● Extracted text

Languages above the NYC Subway

ITP student Michelle Johnson (Linguistics) reflects on her independent study project 

  1. Introduction

Languages above the NYC Subway, the project I built for the ITP Independent Study (IS) illustrates how languages are distributed along the New York City Subway system. Ultimately, it is a large, interactive infographic where users can explore what languages are living above each subway station. I initially thought I was going to build a website about the population I’m looking at in my dissertation: Long-Term English Language Learners.  I spent my time in Core II exploring ways to make this topic fit within the IS (it’s more of a topic than an idea). At that time, I wanted a digital component to my dissertation and a platform to increase awareness about the population. Once I let go of those external goals, I focused on what I am most interested in: Language and New York City.

Around this time, the New Yorker Magazine put out a very interesting infographic examining income inequality in New York City as viewed along the subway lines (Buchanan, 2013). I immediately wanted make something similar for languages. The things I liked about the New Yorker piece was how simple the idea is. In New York City, the subway defines a second geography. It’s a common sentiment in my part of Brooklyn (Bay Ridge, in the southwest corner) to prefer going to Central Park than the [geographically closer] Williamsburg because it’s a more direct and easier subway ride. The subway system has altered the concept of space in New York City.

Language is also defined by special relationship to space, albeit more abstract. Human language is a unique phenomenon that is separate from human communication1. It is notable that learning a first language is almost exclusively conducted through face-to-face interaction, while additional languages can be learned anywhere. Even today, as we look at digital communication technologies, and globalization, we are witnessing a breaking down of the barriers to communication, but not to how people learn their first language. Communication is not tied to space, but language is. Communication was only removed from space with the advent of writing, but for most of human history, it has been tied to being within a few yards of one’s interlocutor. Language also defines a cultural community. People who speak the same language (at home) usually identify with that language (Bucholtz & Hall, 2004). In many instances2, this corresponds with food people eat, worldview, family structure, how commerce is conducted and other indicators of a cultural group (Bucholtz & Hall, 2004; Gumperz, 1983).

● Raw records
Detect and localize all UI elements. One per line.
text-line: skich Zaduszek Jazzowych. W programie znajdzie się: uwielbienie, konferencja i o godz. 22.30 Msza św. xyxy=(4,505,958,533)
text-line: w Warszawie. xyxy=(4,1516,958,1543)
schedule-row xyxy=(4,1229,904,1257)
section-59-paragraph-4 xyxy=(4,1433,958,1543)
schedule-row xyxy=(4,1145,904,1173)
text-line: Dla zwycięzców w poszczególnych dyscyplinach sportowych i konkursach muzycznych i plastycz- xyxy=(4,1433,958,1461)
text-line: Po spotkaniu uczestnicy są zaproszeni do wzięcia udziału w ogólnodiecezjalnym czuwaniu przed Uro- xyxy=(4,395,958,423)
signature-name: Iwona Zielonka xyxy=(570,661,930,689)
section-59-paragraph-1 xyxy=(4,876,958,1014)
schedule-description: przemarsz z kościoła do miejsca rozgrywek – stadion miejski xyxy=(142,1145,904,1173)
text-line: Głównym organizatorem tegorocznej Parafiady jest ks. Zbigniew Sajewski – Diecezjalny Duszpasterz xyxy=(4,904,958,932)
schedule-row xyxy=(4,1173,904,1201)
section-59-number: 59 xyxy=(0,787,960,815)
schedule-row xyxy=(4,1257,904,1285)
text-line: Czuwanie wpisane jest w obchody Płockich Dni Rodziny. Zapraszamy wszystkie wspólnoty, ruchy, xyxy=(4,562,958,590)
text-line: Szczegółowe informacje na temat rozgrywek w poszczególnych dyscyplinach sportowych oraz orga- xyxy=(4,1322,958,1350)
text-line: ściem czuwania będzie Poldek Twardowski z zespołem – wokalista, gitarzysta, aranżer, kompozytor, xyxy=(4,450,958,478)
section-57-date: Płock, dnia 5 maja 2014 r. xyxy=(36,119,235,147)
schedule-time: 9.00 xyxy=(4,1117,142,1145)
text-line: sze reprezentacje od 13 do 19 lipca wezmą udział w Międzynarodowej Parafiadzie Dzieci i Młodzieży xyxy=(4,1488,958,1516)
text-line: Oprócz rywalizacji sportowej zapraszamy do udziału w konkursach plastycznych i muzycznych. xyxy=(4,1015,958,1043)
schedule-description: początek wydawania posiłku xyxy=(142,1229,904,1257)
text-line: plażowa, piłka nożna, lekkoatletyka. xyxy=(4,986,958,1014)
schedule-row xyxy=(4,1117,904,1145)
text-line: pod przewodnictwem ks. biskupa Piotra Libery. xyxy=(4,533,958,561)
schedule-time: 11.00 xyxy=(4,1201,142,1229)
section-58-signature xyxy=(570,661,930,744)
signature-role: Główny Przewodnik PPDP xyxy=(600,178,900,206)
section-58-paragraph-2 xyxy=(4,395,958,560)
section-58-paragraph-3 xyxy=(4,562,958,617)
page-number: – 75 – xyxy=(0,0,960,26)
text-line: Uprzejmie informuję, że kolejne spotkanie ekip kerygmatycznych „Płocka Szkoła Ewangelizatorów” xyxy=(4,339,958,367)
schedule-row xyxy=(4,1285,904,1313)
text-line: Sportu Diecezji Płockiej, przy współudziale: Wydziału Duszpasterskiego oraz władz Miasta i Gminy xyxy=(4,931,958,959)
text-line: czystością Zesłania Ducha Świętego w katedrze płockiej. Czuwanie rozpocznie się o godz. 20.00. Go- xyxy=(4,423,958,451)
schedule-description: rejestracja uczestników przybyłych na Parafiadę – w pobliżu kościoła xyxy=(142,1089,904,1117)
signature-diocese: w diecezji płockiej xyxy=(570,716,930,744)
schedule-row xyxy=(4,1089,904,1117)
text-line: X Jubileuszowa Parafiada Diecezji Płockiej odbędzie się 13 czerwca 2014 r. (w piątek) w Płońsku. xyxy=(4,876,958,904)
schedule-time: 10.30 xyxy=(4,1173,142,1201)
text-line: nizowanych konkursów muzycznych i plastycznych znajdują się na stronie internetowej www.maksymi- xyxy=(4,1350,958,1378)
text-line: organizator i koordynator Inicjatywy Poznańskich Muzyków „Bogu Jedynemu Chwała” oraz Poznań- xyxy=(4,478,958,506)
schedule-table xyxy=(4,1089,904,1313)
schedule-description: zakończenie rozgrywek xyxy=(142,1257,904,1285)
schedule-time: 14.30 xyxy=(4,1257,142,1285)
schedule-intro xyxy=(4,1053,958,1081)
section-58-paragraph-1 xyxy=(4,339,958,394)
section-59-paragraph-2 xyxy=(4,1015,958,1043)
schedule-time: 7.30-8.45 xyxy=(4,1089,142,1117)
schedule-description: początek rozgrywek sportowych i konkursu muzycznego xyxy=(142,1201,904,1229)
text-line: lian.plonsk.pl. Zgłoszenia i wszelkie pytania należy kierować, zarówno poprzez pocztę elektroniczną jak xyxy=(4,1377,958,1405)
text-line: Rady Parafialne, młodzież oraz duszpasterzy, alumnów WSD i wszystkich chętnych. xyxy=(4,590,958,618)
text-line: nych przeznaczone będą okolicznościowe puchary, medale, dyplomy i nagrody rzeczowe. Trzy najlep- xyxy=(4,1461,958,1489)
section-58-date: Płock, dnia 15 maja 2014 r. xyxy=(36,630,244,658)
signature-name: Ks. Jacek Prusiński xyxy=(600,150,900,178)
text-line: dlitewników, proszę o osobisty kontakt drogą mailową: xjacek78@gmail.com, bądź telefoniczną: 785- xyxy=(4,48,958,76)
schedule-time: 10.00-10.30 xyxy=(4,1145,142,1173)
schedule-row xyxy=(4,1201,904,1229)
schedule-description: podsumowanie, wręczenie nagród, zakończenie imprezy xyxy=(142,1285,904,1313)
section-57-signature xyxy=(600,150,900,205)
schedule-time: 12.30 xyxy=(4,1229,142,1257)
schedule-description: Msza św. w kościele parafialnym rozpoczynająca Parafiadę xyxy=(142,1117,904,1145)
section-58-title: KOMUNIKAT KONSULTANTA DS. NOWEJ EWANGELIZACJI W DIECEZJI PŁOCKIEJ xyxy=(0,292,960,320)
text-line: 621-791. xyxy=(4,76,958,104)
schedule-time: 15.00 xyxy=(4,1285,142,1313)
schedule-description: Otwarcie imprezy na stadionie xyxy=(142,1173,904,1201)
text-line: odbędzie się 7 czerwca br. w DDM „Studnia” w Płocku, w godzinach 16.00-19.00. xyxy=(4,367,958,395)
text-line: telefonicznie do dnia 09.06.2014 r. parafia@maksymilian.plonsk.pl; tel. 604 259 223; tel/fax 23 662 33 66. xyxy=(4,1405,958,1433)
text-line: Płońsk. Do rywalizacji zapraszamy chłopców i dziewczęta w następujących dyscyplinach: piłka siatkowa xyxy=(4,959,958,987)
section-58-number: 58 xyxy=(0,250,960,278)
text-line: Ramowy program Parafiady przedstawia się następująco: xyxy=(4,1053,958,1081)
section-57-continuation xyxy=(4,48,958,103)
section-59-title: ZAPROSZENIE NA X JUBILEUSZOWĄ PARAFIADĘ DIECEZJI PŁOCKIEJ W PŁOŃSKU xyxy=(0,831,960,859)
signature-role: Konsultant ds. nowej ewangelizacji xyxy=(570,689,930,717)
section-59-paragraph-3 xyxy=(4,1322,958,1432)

● Given task
Print everything in the subway languages text from "Languages above the NYC Subway, the" down to "and New York City.", word for word. The material isn't needed here.

● Answer to this problem
Languages above the NYC Subway, the project I built for the ITP Independent Study (IS) illustrates how languages are distributed along the New York City Subway system. Ultimately, it is a large, interactive infographic where users can explore what languages are living above each subway station. I initially thought I was going to build a website about the population I’m looking at in my dissertation: Long-Term English Language Learners.  I spent my time in Core II exploring ways to make this topic fit within the IS (it’s more of a topic than an idea). At that time, I wanted a digital component to my dissertation and a platform to increase awareness about the population. Once I let go of those external goals, I focused on what I am most interested in: Language and New York City.